* STATED TASK
Don't copy the pictures; return every other part of the records exactly.

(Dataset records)
* * * * * * *

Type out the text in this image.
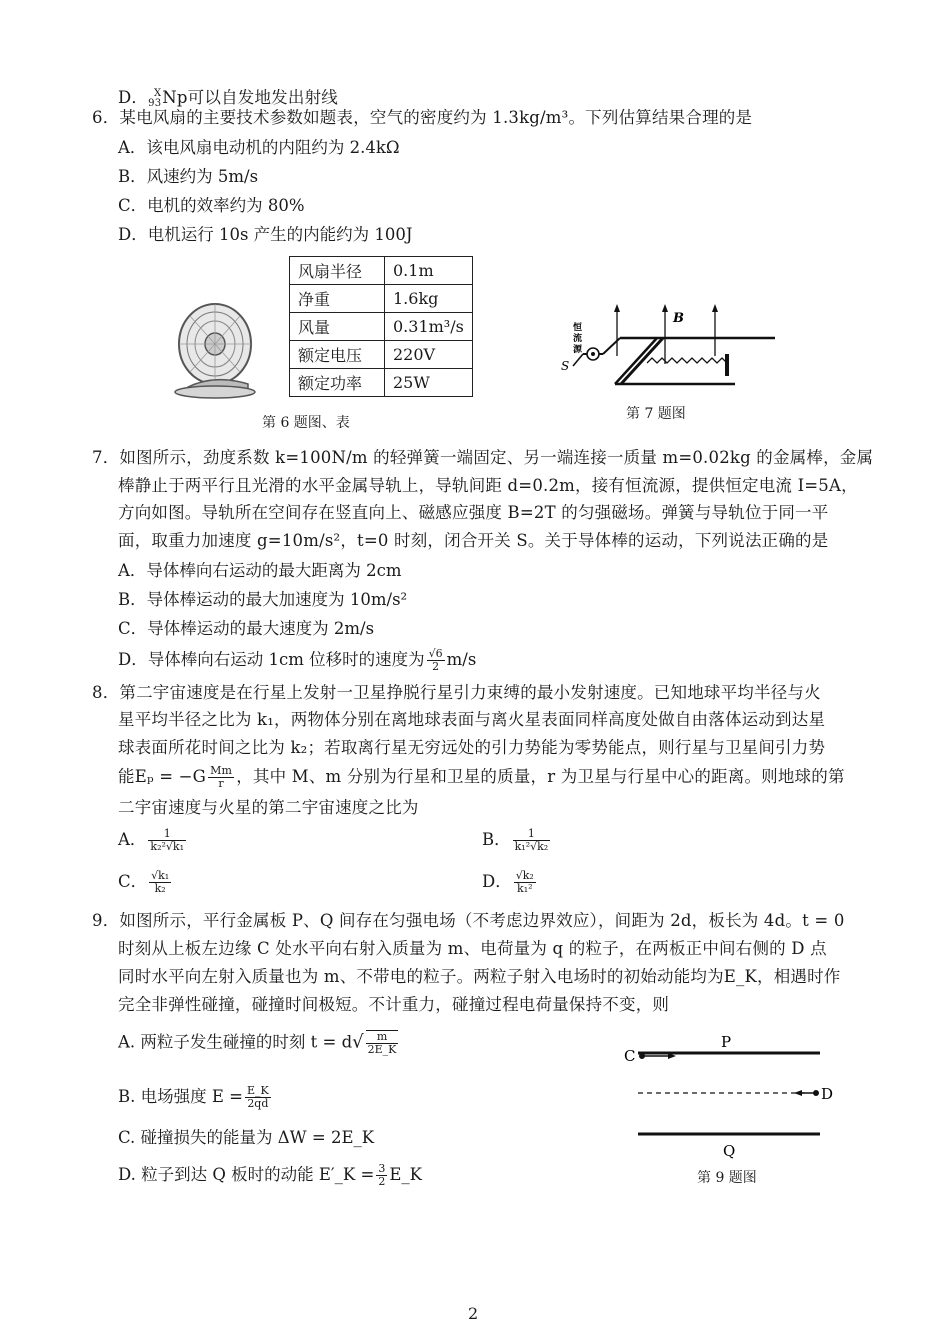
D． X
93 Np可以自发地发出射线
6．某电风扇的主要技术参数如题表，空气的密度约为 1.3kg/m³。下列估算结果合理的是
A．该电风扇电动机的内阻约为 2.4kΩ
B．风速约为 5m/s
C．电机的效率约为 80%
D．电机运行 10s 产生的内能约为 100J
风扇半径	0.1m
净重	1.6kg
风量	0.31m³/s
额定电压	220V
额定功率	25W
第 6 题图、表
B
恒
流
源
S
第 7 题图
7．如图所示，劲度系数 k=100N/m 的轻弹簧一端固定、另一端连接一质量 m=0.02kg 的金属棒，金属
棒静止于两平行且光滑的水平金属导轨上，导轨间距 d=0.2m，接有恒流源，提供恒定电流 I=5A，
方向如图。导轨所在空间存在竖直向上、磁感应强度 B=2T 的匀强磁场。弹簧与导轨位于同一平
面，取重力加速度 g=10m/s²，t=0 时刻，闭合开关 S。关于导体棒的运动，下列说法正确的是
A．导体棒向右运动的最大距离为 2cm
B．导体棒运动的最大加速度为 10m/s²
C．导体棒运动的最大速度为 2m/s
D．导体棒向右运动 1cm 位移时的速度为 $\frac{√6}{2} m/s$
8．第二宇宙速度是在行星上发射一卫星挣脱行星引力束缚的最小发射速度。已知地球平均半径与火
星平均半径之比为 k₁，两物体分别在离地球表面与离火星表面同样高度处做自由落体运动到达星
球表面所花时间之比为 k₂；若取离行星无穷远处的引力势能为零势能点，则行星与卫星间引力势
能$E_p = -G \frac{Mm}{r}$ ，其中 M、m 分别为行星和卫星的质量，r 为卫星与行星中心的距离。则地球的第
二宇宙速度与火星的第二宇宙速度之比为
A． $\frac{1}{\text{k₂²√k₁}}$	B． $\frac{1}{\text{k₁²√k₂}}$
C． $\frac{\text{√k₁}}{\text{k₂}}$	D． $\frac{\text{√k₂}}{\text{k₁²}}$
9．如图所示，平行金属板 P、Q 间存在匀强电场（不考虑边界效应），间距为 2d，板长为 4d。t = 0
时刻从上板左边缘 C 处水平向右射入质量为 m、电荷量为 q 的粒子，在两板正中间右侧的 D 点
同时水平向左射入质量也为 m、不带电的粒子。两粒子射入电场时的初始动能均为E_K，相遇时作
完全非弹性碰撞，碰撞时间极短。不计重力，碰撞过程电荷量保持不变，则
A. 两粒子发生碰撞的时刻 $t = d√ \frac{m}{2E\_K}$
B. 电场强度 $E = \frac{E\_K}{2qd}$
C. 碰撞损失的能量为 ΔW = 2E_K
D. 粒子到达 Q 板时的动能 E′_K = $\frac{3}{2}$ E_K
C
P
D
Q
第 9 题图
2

* * * * * * *

* FINISHED ANSWER
Type out the text in this image.
D． X
93 Np可以自发地发出射线
6．某电风扇的主要技术参数如题表，空气的密度约为 1.3kg/m³。下列估算结果合理的是
A．该电风扇电动机的内阻约为 2.4kΩ
B．风速约为 5m/s
C．电机的效率约为 80%
D．电机运行 10s 产生的内能约为 100J
风扇半径	0.1m
净重	1.6kg
风量	0.31m³/s
额定电压	220V
额定功率	25W
第 6 题图、表
B
恒
流
源
S
第 7 题图
7．如图所示，劲度系数 k=100N/m 的轻弹簧一端固定、另一端连接一质量 m=0.02kg 的金属棒，金属
棒静止于两平行且光滑的水平金属导轨上，导轨间距 d=0.2m，接有恒流源，提供恒定电流 I=5A，
方向如图。导轨所在空间存在竖直向上、磁感应强度 B=2T 的匀强磁场。弹簧与导轨位于同一平
面，取重力加速度 g=10m/s²，t=0 时刻，闭合开关 S。关于导体棒的运动，下列说法正确的是
A．导体棒向右运动的最大距离为 2cm
B．导体棒运动的最大加速度为 10m/s²
C．导体棒运动的最大速度为 2m/s
D．导体棒向右运动 1cm 位移时的速度为 $\frac{√6}{2} m/s$
8．第二宇宙速度是在行星上发射一卫星挣脱行星引力束缚的最小发射速度。已知地球平均半径与火
星平均半径之比为 k₁，两物体分别在离地球表面与离火星表面同样高度处做自由落体运动到达星
球表面所花时间之比为 k₂；若取离行星无穷远处的引力势能为零势能点，则行星与卫星间引力势
能$E_p = -G \frac{Mm}{r}$ ，其中 M、m 分别为行星和卫星的质量，r 为卫星与行星中心的距离。则地球的第
二宇宙速度与火星的第二宇宙速度之比为
A． $\frac{1}{\text{k₂²√k₁}}$	B． $\frac{1}{\text{k₁²√k₂}}$
C． $\frac{\text{√k₁}}{\text{k₂}}$	D． $\frac{\text{√k₂}}{\text{k₁²}}$
9．如图所示，平行金属板 P、Q 间存在匀强电场（不考虑边界效应），间距为 2d，板长为 4d。t = 0
时刻从上板左边缘 C 处水平向右射入质量为 m、电荷量为 q 的粒子，在两板正中间右侧的 D 点
同时水平向左射入质量也为 m、不带电的粒子。两粒子射入电场时的初始动能均为E_K，相遇时作
完全非弹性碰撞，碰撞时间极短。不计重力，碰撞过程电荷量保持不变，则
A. 两粒子发生碰撞的时刻 $t = d√ \frac{m}{2E\_K}$
B. 电场强度 $E = \frac{E\_K}{2qd}$
C. 碰撞损失的能量为 ΔW = 2E_K
D. 粒子到达 Q 板时的动能 E′_K = $\frac{3}{2}$ E_K
C
P
D
Q
第 9 题图
2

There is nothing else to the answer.